╭─ Supplied records

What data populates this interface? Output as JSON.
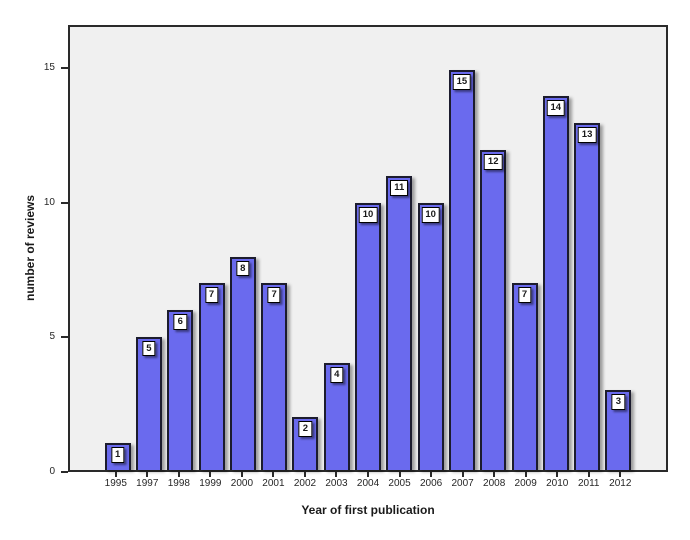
{
  "chart_data": {
    "type": "bar",
    "title": "",
    "xlabel": "Year of first publication",
    "ylabel": "number of reviews",
    "categories": [
      "1995",
      "1997",
      "1998",
      "1999",
      "2000",
      "2001",
      "2002",
      "2003",
      "2004",
      "2005",
      "2006",
      "2007",
      "2008",
      "2009",
      "2010",
      "2011",
      "2012"
    ],
    "values": [
      1,
      5,
      6,
      7,
      8,
      7,
      2,
      4,
      10,
      11,
      10,
      15,
      12,
      7,
      14,
      13,
      3
    ],
    "yticks": [
      0,
      5,
      10,
      15
    ],
    "ylim": [
      0,
      16.6
    ],
    "grid": false,
    "legend_position": "none",
    "value_labels_shown": true,
    "colors": {
      "bar_fill": "#6A6AEE",
      "bar_border": "#1C1C2E",
      "panel_background": "#F0F0F0",
      "panel_border": "#2A2A2A",
      "label_box_background": "#FFFFFF",
      "label_box_border": "#000000",
      "text": "#262626"
    }
  }
}
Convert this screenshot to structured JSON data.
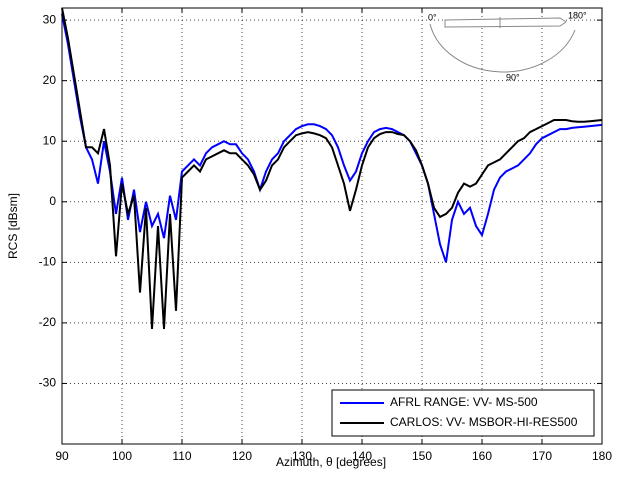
{
  "chart_data": {
    "type": "line",
    "x_label": "Azimuth, θ [degrees]",
    "y_label": "RCS [dBsm]",
    "x": [
      90,
      91,
      92,
      93,
      94,
      95,
      96,
      97,
      98,
      99,
      100,
      101,
      102,
      103,
      104,
      105,
      106,
      107,
      108,
      109,
      110,
      111,
      112,
      113,
      114,
      115,
      116,
      117,
      118,
      119,
      120,
      121,
      122,
      123,
      124,
      125,
      126,
      127,
      128,
      129,
      130,
      131,
      132,
      133,
      134,
      135,
      136,
      137,
      138,
      139,
      140,
      141,
      142,
      143,
      144,
      145,
      146,
      147,
      148,
      149,
      150,
      151,
      152,
      153,
      154,
      155,
      156,
      157,
      158,
      159,
      160,
      161,
      162,
      163,
      164,
      165,
      166,
      167,
      168,
      169,
      170,
      171,
      172,
      173,
      174,
      175,
      176,
      177,
      178,
      179,
      180
    ],
    "series": [
      {
        "name": "AFRL RANGE: VV- MS-500",
        "color": "#0000ff",
        "values": [
          31,
          26,
          20,
          14,
          9,
          7,
          3,
          10,
          5,
          -2,
          4,
          -3,
          2,
          -5,
          0,
          -4,
          -2,
          -6,
          1,
          -3,
          5,
          6,
          7,
          6,
          8,
          9,
          9.5,
          10,
          9.5,
          9.5,
          8,
          7,
          5,
          2,
          5,
          7,
          8,
          10,
          11,
          12,
          12.5,
          12.8,
          12.8,
          12.5,
          12,
          11,
          9,
          6,
          3.5,
          5,
          8,
          10,
          11.5,
          12,
          12.2,
          12,
          11.5,
          11,
          10,
          8,
          6,
          3,
          -2,
          -7,
          -10,
          -3,
          0,
          -2,
          -1,
          -4,
          -5.5,
          -2,
          2,
          4,
          5,
          5.5,
          6,
          7,
          8,
          9.5,
          10.5,
          11,
          11.5,
          12,
          12,
          12.2,
          12.3,
          12.4,
          12.5,
          12.6,
          12.7
        ]
      },
      {
        "name": "CARLOS: VV- MSBOR-HI-RES500",
        "color": "#000000",
        "values": [
          32,
          27,
          21,
          15,
          9,
          9,
          8,
          12,
          6,
          -9,
          3,
          -2,
          1,
          -15,
          -1,
          -21,
          -4,
          -21,
          -2,
          -18,
          4,
          5,
          6,
          5,
          7,
          7.5,
          8,
          8.5,
          8,
          8,
          7,
          6,
          4.5,
          2,
          3.5,
          6,
          7,
          9,
          10,
          11,
          11.3,
          11.5,
          11.3,
          11,
          10.5,
          9,
          6,
          3,
          -1.5,
          2,
          6,
          9,
          10.5,
          11.2,
          11.5,
          11.5,
          11.2,
          11,
          10,
          8.5,
          6,
          3,
          -1,
          -2.5,
          -2,
          -1,
          1.5,
          3,
          2.5,
          3,
          4.5,
          6,
          6.5,
          7,
          8,
          9,
          10,
          10.5,
          11.5,
          12,
          12.5,
          13,
          13.5,
          13.5,
          13.5,
          13.3,
          13.2,
          13.2,
          13.3,
          13.4,
          13.5
        ]
      }
    ],
    "xlim": [
      90,
      180
    ],
    "xticks": [
      90,
      100,
      110,
      120,
      130,
      140,
      150,
      160,
      170,
      180
    ],
    "ylim": [
      -40,
      32
    ],
    "yticks": [
      -30,
      -20,
      -10,
      0,
      10,
      20,
      30
    ],
    "grid": true,
    "legend": "lower right",
    "annotations": [
      "0°",
      "180°",
      "90°"
    ]
  }
}
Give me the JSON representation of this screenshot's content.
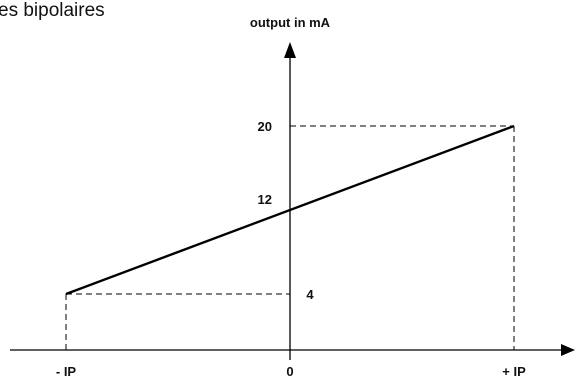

╰─

Objective>
Write out the material above again, word for word, minus its pictures.

Result of the exercise>
What data populates this interface? Output as JSON.
{
  "chart_data": {
    "type": "bar",
    "title": "",
    "xlabel": "Year of first publication",
    "ylabel": "number of reviews",
    "categories": [
      "1995",
      "1997",
      "1998",
      "1999",
      "2000",
      "2001",
      "2002",
      "2003",
      "2004",
      "2005",
      "2006",
      "2007",
      "2008",
      "2009",
      "2010",
      "2011",
      "2012"
    ],
    "values": [
      1,
      5,
      6,
      7,
      8,
      7,
      2,
      4,
      10,
      11,
      10,
      15,
      12,
      7,
      14,
      13,
      3
    ],
    "yticks": [
      0,
      5,
      10,
      15
    ],
    "ylim": [
      0,
      16.6
    ],
    "grid": false,
    "legend_position": "none",
    "value_labels_shown": true,
    "colors": {
      "bar_fill": "#6A6AEE",
      "bar_border": "#1C1C2E",
      "panel_background": "#F0F0F0",
      "panel_border": "#2A2A2A",
      "label_box_background": "#FFFFFF",
      "label_box_border": "#000000",
      "text": "#262626"
    }
  }
}
Convert this screenshot to structured JSON data.
{
  "chart_data": {
    "type": "line",
    "x_label": "Azimuth, θ [degrees]",
    "y_label": "RCS [dBsm]",
    "x": [
      90,
      91,
      92,
      93,
      94,
      95,
      96,
      97,
      98,
      99,
      100,
      101,
      102,
      103,
      104,
      105,
      106,
      107,
      108,
      109,
      110,
      111,
      112,
      113,
      114,
      115,
      116,
      117,
      118,
      119,
      120,
      121,
      122,
      123,
      124,
      125,
      126,
      127,
      128,
      129,
      130,
      131,
      132,
      133,
      134,
      135,
      136,
      137,
      138,
      139,
      140,
      141,
      142,
      143,
      144,
      145,
      146,
      147,
      148,
      149,
      150,
      151,
      152,
      153,
      154,
      155,
      156,
      157,
      158,
      159,
      160,
      161,
      162,
      163,
      164,
      165,
      166,
      167,
      168,
      169,
      170,
      171,
      172,
      173,
      174,
      175,
      176,
      177,
      178,
      179,
      180
    ],
    "series": [
      {
        "name": "AFRL RANGE: VV- MS-500",
        "color": "#0000ff",
        "values": [
          31,
          26,
          20,
          14,
          9,
          7,
          3,
          10,
          5,
          -2,
          4,
          -3,
          2,
          -5,
          0,
          -4,
          -2,
          -6,
          1,
          -3,
          5,
          6,
          7,
          6,
          8,
          9,
          9.5,
          10,
          9.5,
          9.5,
          8,
          7,
          5,
          2,
          5,
          7,
          8,
          10,
          11,
          12,
          12.5,
          12.8,
          12.8,
          12.5,
          12,
          11,
          9,
          6,
          3.5,
          5,
          8,
          10,
          11.5,
          12,
          12.2,
          12,
          11.5,
          11,
          10,
          8,
          6,
          3,
          -2,
          -7,
          -10,
          -3,
          0,
          -2,
          -1,
          -4,
          -5.5,
          -2,
          2,
          4,
          5,
          5.5,
          6,
          7,
          8,
          9.5,
          10.5,
          11,
          11.5,
          12,
          12,
          12.2,
          12.3,
          12.4,
          12.5,
          12.6,
          12.7
        ]
      },
      {
        "name": "CARLOS: VV- MSBOR-HI-RES500",
        "color": "#000000",
        "values": [
          32,
          27,
          21,
          15,
          9,
          9,
          8,
          12,
          6,
          -9,
          3,
          -2,
          1,
          -15,
          -1,
          -21,
          -4,
          -21,
          -2,
          -18,
          4,
          5,
          6,
          5,
          7,
          7.5,
          8,
          8.5,
          8,
          8,
          7,
          6,
          4.5,
          2,
          3.5,
          6,
          7,
          9,
          10,
          11,
          11.3,
          11.5,
          11.3,
          11,
          10.5,
          9,
          6,
          3,
          -1.5,
          2,
          6,
          9,
          10.5,
          11.2,
          11.5,
          11.5,
          11.2,
          11,
          10,
          8.5,
          6,
          3,
          -1,
          -2.5,
          -2,
          -1,
          1.5,
          3,
          2.5,
          3,
          4.5,
          6,
          6.5,
          7,
          8,
          9,
          10,
          10.5,
          11.5,
          12,
          12.5,
          13,
          13.5,
          13.5,
          13.5,
          13.3,
          13.2,
          13.2,
          13.3,
          13.4,
          13.5
        ]
      }
    ],
    "xlim": [
      90,
      180
    ],
    "xticks": [
      90,
      100,
      110,
      120,
      130,
      140,
      150,
      160,
      170,
      180
    ],
    "ylim": [
      -40,
      32
    ],
    "yticks": [
      -30,
      -20,
      -10,
      0,
      10,
      20,
      30
    ],
    "grid": true,
    "legend": "lower right",
    "annotations": [
      "0°",
      "180°",
      "90°"
    ]
  }
}
Give me the JSON representation of this screenshot's content.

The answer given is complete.